[Work to do]
Copy out each line that includes the word "photo".

[Data rows]
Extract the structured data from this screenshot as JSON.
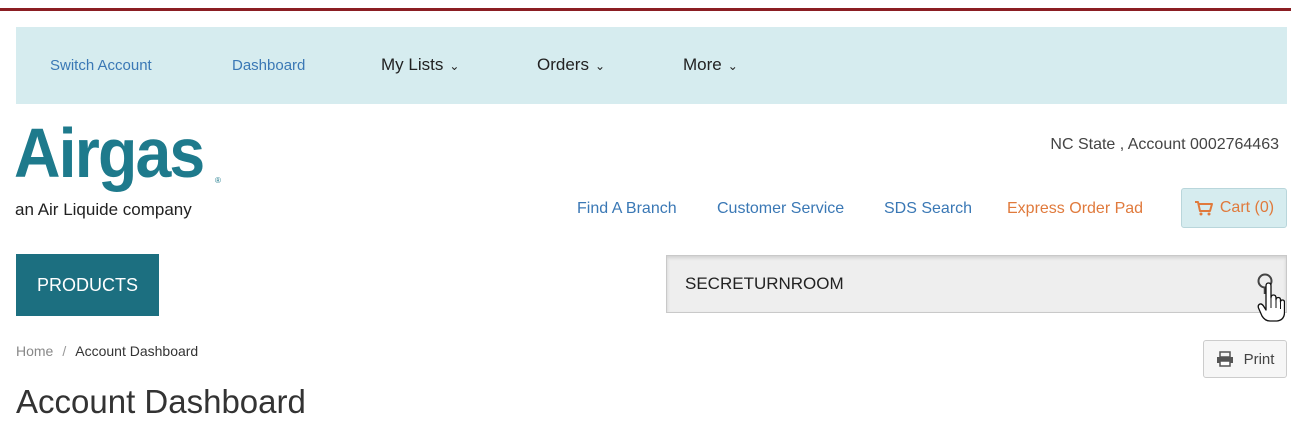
{
  "utility_nav": {
    "switch_account": "Switch Account",
    "dashboard": "Dashboard",
    "my_lists": "My Lists",
    "orders": "Orders",
    "more": "More"
  },
  "brand": {
    "logo_text": "Airgas",
    "registered_mark": "®",
    "tagline": "an Air Liquide company",
    "color": "#1e7a8c"
  },
  "account": {
    "info": "NC State , Account 0002764463"
  },
  "header_links": {
    "find_branch": "Find A Branch",
    "customer_service": "Customer Service",
    "sds_search": "SDS Search",
    "express_order_pad": "Express Order Pad"
  },
  "cart": {
    "label": "Cart (0)",
    "icon": "cart-icon"
  },
  "products_button": {
    "label": "PRODUCTS"
  },
  "search": {
    "value": "SECRETURNROOM",
    "icon": "search-icon"
  },
  "breadcrumb": {
    "home": "Home",
    "separator": "/",
    "current": "Account Dashboard"
  },
  "print_button": {
    "label": "Print",
    "icon": "printer-icon"
  },
  "page": {
    "title": "Account Dashboard"
  },
  "colors": {
    "accent_red": "#8b1e23",
    "nav_bg": "#d6ecef",
    "link_blue": "#3a78b5",
    "express_orange": "#e07a3c",
    "products_teal": "#1c6f80"
  }
}
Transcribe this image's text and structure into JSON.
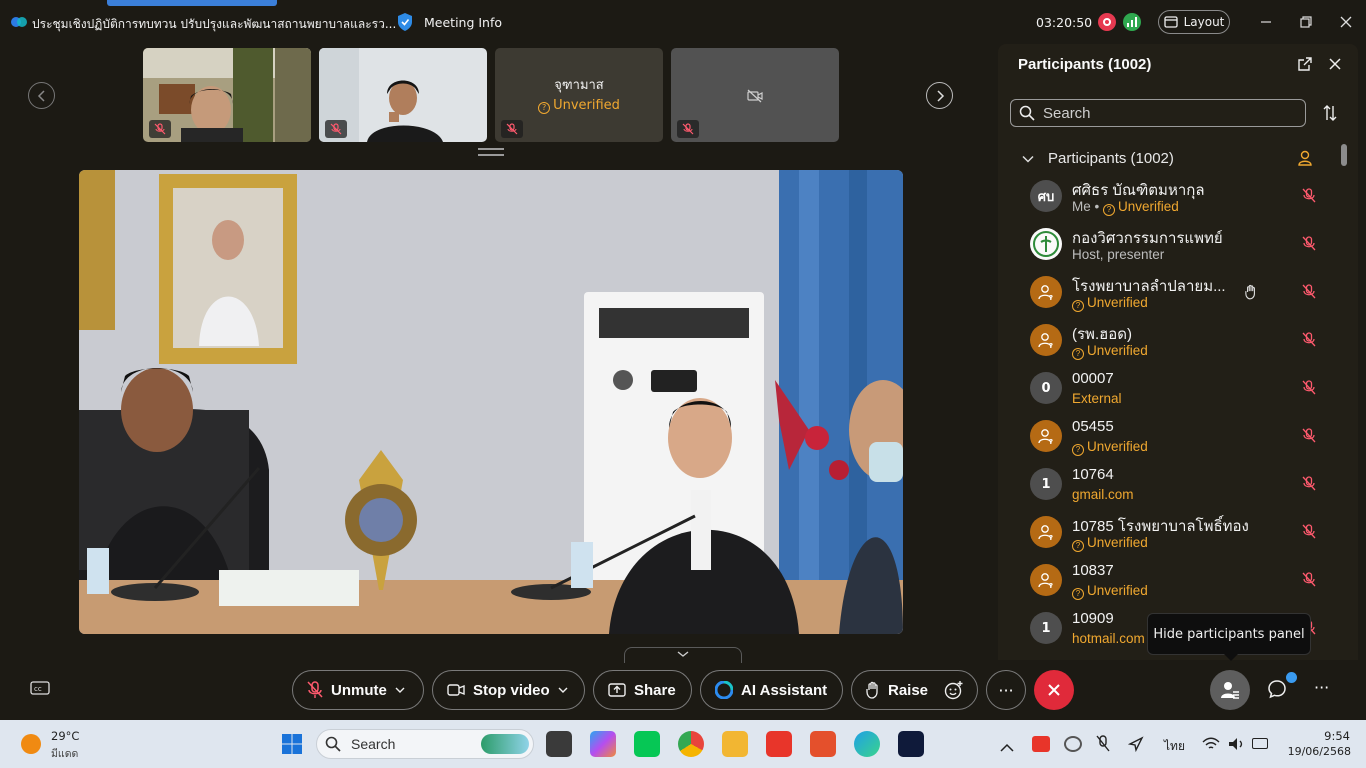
{
  "titlebar": {
    "meeting_title": "ประชุมเชิงปฏิบัติการทบทวน ปรับปรุงและพัฒนาสถานพยาบาลและรว...",
    "meeting_info": "Meeting Info",
    "timer": "03:20:50",
    "layout_label": "Layout"
  },
  "thumbnails": [
    {
      "name": "",
      "unverified": "",
      "muted": true,
      "video": true
    },
    {
      "name": "",
      "unverified": "",
      "muted": true,
      "video": true
    },
    {
      "name": "จุฑามาส",
      "unverified": "Unverified",
      "muted": true,
      "video": false
    },
    {
      "name": "",
      "unverified": "",
      "muted": true,
      "video": false
    }
  ],
  "toolbar": {
    "unmute": "Unmute",
    "stop_video": "Stop video",
    "share": "Share",
    "ai_assistant": "AI Assistant",
    "raise": "Raise",
    "more": "···",
    "overflow": "···"
  },
  "tooltip": "Hide participants panel",
  "panel": {
    "title": "Participants (1002)",
    "search_placeholder": "Search",
    "section_label": "Participants (1002)",
    "participants": [
      {
        "initials": "ศบ",
        "avatar": "gray",
        "name": "ศศิธร บัณฑิตมหากุล",
        "sub_prefix": "Me • ",
        "sub": "Unverified",
        "sub_color": "orange",
        "hand": false
      },
      {
        "initials": "",
        "avatar": "white",
        "name": "กองวิศวกรรมการแพทย์",
        "sub_prefix": "",
        "sub": "Host, presenter",
        "sub_color": "gray",
        "hand": false
      },
      {
        "initials": "",
        "avatar": "orange",
        "name": "โรงพยาบาลลำปลายม...",
        "sub_prefix": "",
        "sub": "Unverified",
        "sub_color": "orange",
        "hand": true
      },
      {
        "initials": "",
        "avatar": "orange",
        "name": "(รพ.ฮอด)",
        "sub_prefix": "",
        "sub": "Unverified",
        "sub_color": "orange",
        "hand": false
      },
      {
        "initials": "0",
        "avatar": "gray",
        "name": "00007",
        "sub_prefix": "",
        "sub": "External",
        "sub_color": "orange",
        "hand": false
      },
      {
        "initials": "",
        "avatar": "orange",
        "name": "05455",
        "sub_prefix": "",
        "sub": "Unverified",
        "sub_color": "orange",
        "hand": false
      },
      {
        "initials": "1",
        "avatar": "gray",
        "name": "10764",
        "sub_prefix": "",
        "sub": "gmail.com",
        "sub_color": "orange",
        "hand": false
      },
      {
        "initials": "",
        "avatar": "orange",
        "name": "10785 โรงพยาบาลโพธิ์ทอง",
        "sub_prefix": "",
        "sub": "Unverified",
        "sub_color": "orange",
        "hand": false
      },
      {
        "initials": "",
        "avatar": "orange",
        "name": "10837",
        "sub_prefix": "",
        "sub": "Unverified",
        "sub_color": "orange",
        "hand": false
      },
      {
        "initials": "1",
        "avatar": "gray",
        "name": "10909",
        "sub_prefix": "",
        "sub": "hotmail.com",
        "sub_color": "orange",
        "hand": false
      }
    ]
  },
  "taskbar": {
    "temperature": "29°C",
    "condition": "มีแดด",
    "search_label": "Search",
    "language": "ไทย",
    "time": "9:54",
    "date": "19/06/2568"
  },
  "colors": {
    "background": "#1c1a14",
    "panel": "#221f17",
    "unverified": "#f0a830",
    "leave": "#e02a3a",
    "record": "#e63950",
    "accent": "#3b7fd9"
  },
  "icons": [
    "webex-app-icon",
    "shield-icon",
    "record-icon",
    "signal-icon",
    "layout-icon",
    "minimize-icon",
    "restore-icon",
    "close-icon",
    "mic-muted-icon",
    "video-off-icon",
    "chevron-left-icon",
    "chevron-right-icon",
    "caption-icon",
    "camera-icon",
    "share-screen-icon",
    "ai-icon",
    "hand-icon",
    "emoji-icon",
    "x-icon",
    "participants-icon",
    "chat-icon",
    "popout-icon",
    "search-icon",
    "sort-icon",
    "chevron-down-icon",
    "moderator-icon"
  ]
}
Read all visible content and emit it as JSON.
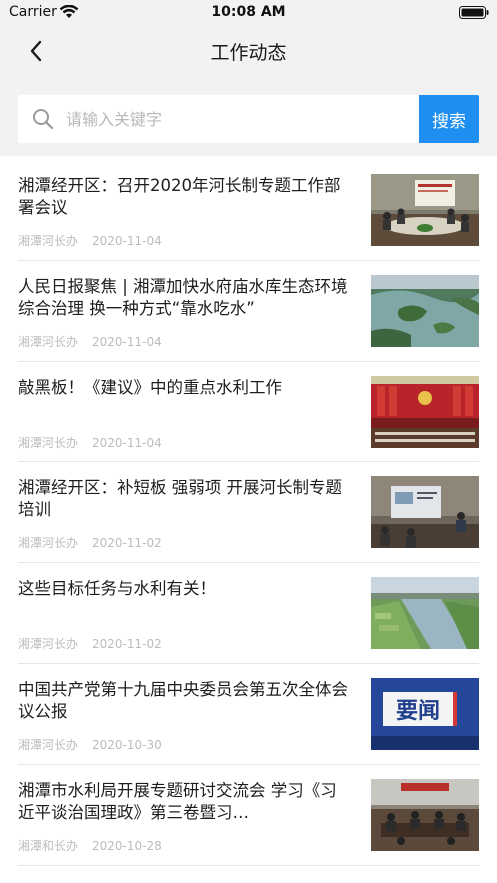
{
  "status_bar": {
    "carrier": "Carrier",
    "time": "10:08 AM"
  },
  "nav": {
    "title": "工作动态"
  },
  "search": {
    "placeholder": "请输入关键字",
    "button_label": "搜索"
  },
  "news": [
    {
      "title": "湘潭经开区：召开2020年河长制专题工作部署会议",
      "source": "湘潭河长办",
      "date": "2020-11-04",
      "image": "meeting-room-photo"
    },
    {
      "title": "人民日报聚焦 | 湘潭加快水府庙水库生态环境综合治理 换一种方式“靠水吃水”",
      "source": "湘潭河长办",
      "date": "2020-11-04",
      "image": "reservoir-aerial-photo"
    },
    {
      "title": "敲黑板！《建议》中的重点水利工作",
      "source": "湘潭河长办",
      "date": "2020-11-04",
      "image": "plenary-session-photo"
    },
    {
      "title": "湘潭经开区：补短板 强弱项 开展河长制专题培训",
      "source": "湘潭河长办",
      "date": "2020-11-02",
      "image": "training-session-photo"
    },
    {
      "title": "这些目标任务与水利有关！",
      "source": "湘潭河长办",
      "date": "2020-11-02",
      "image": "river-landscape-photo"
    },
    {
      "title": "中国共产党第十九届中央委员会第五次全体会议公报",
      "source": "湘潭河长办",
      "date": "2020-10-30",
      "image": "headline-news-graphic",
      "image_text": "要闻"
    },
    {
      "title": "湘潭市水利局开展专题研讨交流会 学习《习近平谈治国理政》第三卷暨习…",
      "source": "湘潭和长办",
      "date": "2020-10-28",
      "image": "seminar-photo"
    }
  ]
}
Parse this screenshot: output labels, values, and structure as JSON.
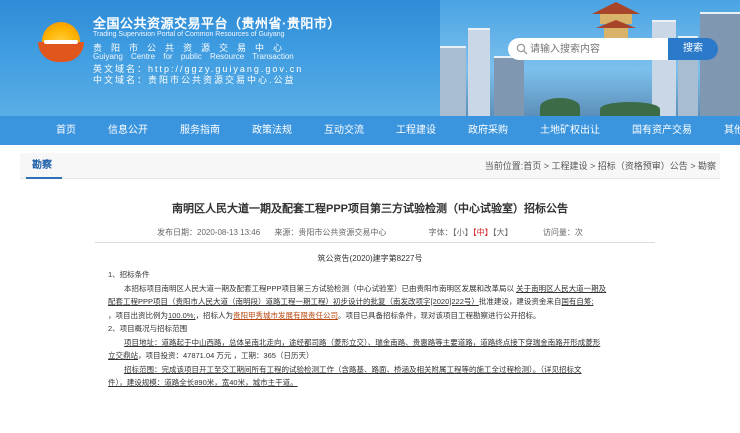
{
  "header": {
    "site_title": "全国公共资源交易平台（贵州省·贵阳市）",
    "site_title_en": "Trading Supervision Portal of Common Resources of Guiyang",
    "unit_cn": "贵阳市公共资源交易中心",
    "unit_en": "Guiyang Centre for public Resource Transaction",
    "domain_en": "英文域名：http://ggzy.guiyang.gov.cn",
    "domain_cn": "中文域名：贵阳市公共资源交易中心.公益"
  },
  "search": {
    "placeholder": "请输入搜索内容",
    "button_label": "搜索"
  },
  "nav": {
    "items": [
      {
        "label": "首页"
      },
      {
        "label": "信息公开"
      },
      {
        "label": "服务指南"
      },
      {
        "label": "政策法规"
      },
      {
        "label": "互动交流"
      },
      {
        "label": "工程建设"
      },
      {
        "label": "政府采购"
      },
      {
        "label": "土地矿权出让"
      },
      {
        "label": "国有资产交易"
      },
      {
        "label": "其他交易"
      }
    ]
  },
  "breadcrumb": {
    "section_tag": "勘察",
    "path": "当前位置:首页 > 工程建设 > 招标（资格预审）公告 > 勘察"
  },
  "article": {
    "title": "南明区人民大道一期及配套工程PPP项目第三方试验检测（中心试验室）招标公告",
    "publish_date": "发布日期：2020-08-13 13:46",
    "source": "来源：贵阳市公共资源交易中心",
    "font_label": "字体：",
    "font_small": "【小】",
    "font_medium": "【中】",
    "font_large": "【大】",
    "visits": "访问量：次",
    "doc_number": "筑公资告(2020)建字第8227号",
    "section1_heading": "1、招标条件",
    "section1_line1": "本招标项目南明区人民大道一期及配套工程PPP项目第三方试验检测（中心试验室）已由贵阳市南明区发展和改革局以",
    "section1_line1_u": "关于南明区人民大道一期及",
    "section1_line2_u": "配套工程PPP项目（贵阳市人民大道（南明段）道路工程一期工程）初步设计的批复（南发改项字[2020]222号）",
    "section1_line2": "批准建设，建设资金来自",
    "section1_line2_fund": "国有自筹;",
    "section1_line3a": "，项目出资比例为",
    "section1_line3_pct": "100.0%;",
    "section1_line3b": "，招标人为",
    "section1_line3_org": "贵阳甲秀城市发展有限责任公司",
    "section1_line3c": "。项目已具备招标条件，现对该项目工程勘察进行公开招标。",
    "section2_heading": "2、项目概况与招标范围",
    "section2_line1_u": "项目地址：道路起于中山西路，总体呈南北走向，途经都司路（菱形立交）、瑞金南路、贵惠路等主要道路，道路终点接下穿瑞金南路开形成菱形",
    "section2_line2_u": "立交鼎站",
    "section2_line2": "，项目投资：47871.04 万元 ，工期：365（日历天）",
    "section2_line3_u": "招标范围：完成该项目开工至交工期间所有工程的试验检测工作（含路基、路面、桥涵及相关附属工程等的施工全过程检测）。（详见招标文",
    "section2_line4_u": "件），建设规模：道路全长890米，宽40米，城市主干道。"
  }
}
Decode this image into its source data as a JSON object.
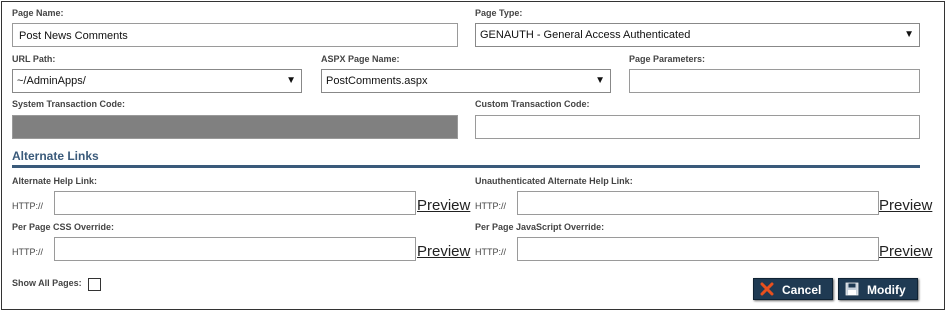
{
  "labels": {
    "page_name": "Page Name:",
    "page_type": "Page Type:",
    "url_path": "URL Path:",
    "aspx_page_name": "ASPX Page Name:",
    "page_parameters": "Page Parameters:",
    "system_transaction_code": "System Transaction Code:",
    "custom_transaction_code": "Custom Transaction Code:",
    "alternate_links_section": "Alternate Links",
    "alternate_help_link": "Alternate Help Link:",
    "unauth_alternate_help_link": "Unauthenticated Alternate Help Link:",
    "per_page_css": "Per Page CSS Override:",
    "per_page_js": "Per Page JavaScript Override:",
    "show_all_pages": "Show All Pages:"
  },
  "values": {
    "page_name": "Post News Comments",
    "page_type": "GENAUTH - General Access Authenticated",
    "url_path": "~/AdminApps/",
    "aspx_page_name": "PostComments.aspx",
    "page_parameters": "",
    "system_transaction_code": "",
    "custom_transaction_code": "",
    "alternate_help_link": "",
    "unauth_alternate_help_link": "",
    "per_page_css": "",
    "per_page_js": "",
    "show_all_pages": false
  },
  "common": {
    "http_prefix": "HTTP://",
    "preview": "Preview"
  },
  "buttons": {
    "cancel": "Cancel",
    "modify": "Modify"
  },
  "icons": {
    "dropdown": "chevron-down-icon",
    "cancel": "x-icon",
    "modify": "save-disk-icon"
  },
  "colors": {
    "section_accent": "#3a5a7a",
    "button_bg": "#1f3a53",
    "cancel_icon": "#e8501e",
    "disabled_field": "#808080"
  }
}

[Answer to the task]
      "image": "meeting-room-photo"
      "image": "reservoir-aerial-photo"
      "image": "plenary-session-photo"
      "image": "training-session-photo"
      "image": "river-landscape-photo"
      "image": "seminar-photo"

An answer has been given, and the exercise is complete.